> **Written task**
Every entry must be given again exactly.

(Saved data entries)
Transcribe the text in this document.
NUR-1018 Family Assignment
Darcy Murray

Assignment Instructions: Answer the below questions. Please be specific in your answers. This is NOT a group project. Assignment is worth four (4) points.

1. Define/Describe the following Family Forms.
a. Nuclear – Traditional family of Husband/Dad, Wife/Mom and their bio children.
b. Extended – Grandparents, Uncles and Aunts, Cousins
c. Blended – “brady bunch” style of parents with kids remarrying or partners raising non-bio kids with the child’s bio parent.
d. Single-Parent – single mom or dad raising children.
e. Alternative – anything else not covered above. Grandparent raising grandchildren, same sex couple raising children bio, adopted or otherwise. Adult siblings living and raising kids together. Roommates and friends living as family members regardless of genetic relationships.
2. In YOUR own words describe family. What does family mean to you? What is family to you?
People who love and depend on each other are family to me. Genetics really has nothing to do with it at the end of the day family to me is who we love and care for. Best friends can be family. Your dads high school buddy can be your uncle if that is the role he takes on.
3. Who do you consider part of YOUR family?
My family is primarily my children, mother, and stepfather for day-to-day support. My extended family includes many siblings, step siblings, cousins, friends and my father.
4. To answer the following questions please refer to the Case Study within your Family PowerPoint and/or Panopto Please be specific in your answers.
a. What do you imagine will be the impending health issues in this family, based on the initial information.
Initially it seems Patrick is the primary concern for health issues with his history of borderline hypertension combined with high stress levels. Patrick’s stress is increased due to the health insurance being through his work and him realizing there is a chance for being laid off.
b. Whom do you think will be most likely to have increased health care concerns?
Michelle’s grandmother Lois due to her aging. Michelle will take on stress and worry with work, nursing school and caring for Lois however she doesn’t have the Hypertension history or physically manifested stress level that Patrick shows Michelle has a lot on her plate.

> **Task solution**
Transcribe the text in this document.
NUR-1018 Family Assignment
Darcy Murray

Assignment Instructions: Answer the below questions. Please be specific in your answers. This is NOT a group project. Assignment is worth four (4) points.

1. Define/Describe the following Family Forms.
a. Nuclear – Traditional family of Husband/Dad, Wife/Mom and their bio children.
b. Extended – Grandparents, Uncles and Aunts, Cousins
c. Blended – “brady bunch” style of parents with kids remarrying or partners raising non-bio kids with the child’s bio parent.
d. Single-Parent – single mom or dad raising children.
e. Alternative – anything else not covered above. Grandparent raising grandchildren, same sex couple raising children bio, adopted or otherwise. Adult siblings living and raising kids together. Roommates and friends living as family members regardless of genetic relationships.
2. In YOUR own words describe family. What does family mean to you? What is family to you?
People who love and depend on each other are family to me. Genetics really has nothing to do with it at the end of the day family to me is who we love and care for. Best friends can be family. Your dads high school buddy can be your uncle if that is the role he takes on.
3. Who do you consider part of YOUR family?
My family is primarily my children, mother, and stepfather for day-to-day support. My extended family includes many siblings, step siblings, cousins, friends and my father.
4. To answer the following questions please refer to the Case Study within your Family PowerPoint and/or Panopto Please be specific in your answers.
a. What do you imagine will be the impending health issues in this family, based on the initial information.
Initially it seems Patrick is the primary concern for health issues with his history of borderline hypertension combined with high stress levels. Patrick’s stress is increased due to the health insurance being through his work and him realizing there is a chance for being laid off.
b. Whom do you think will be most likely to have increased health care concerns?
Michelle’s grandmother Lois due to her aging. Michelle will take on stress and worry with work, nursing school and caring for Lois however she doesn’t have the Hypertension history or physically manifested stress level that Patrick shows Michelle has a lot on her plate.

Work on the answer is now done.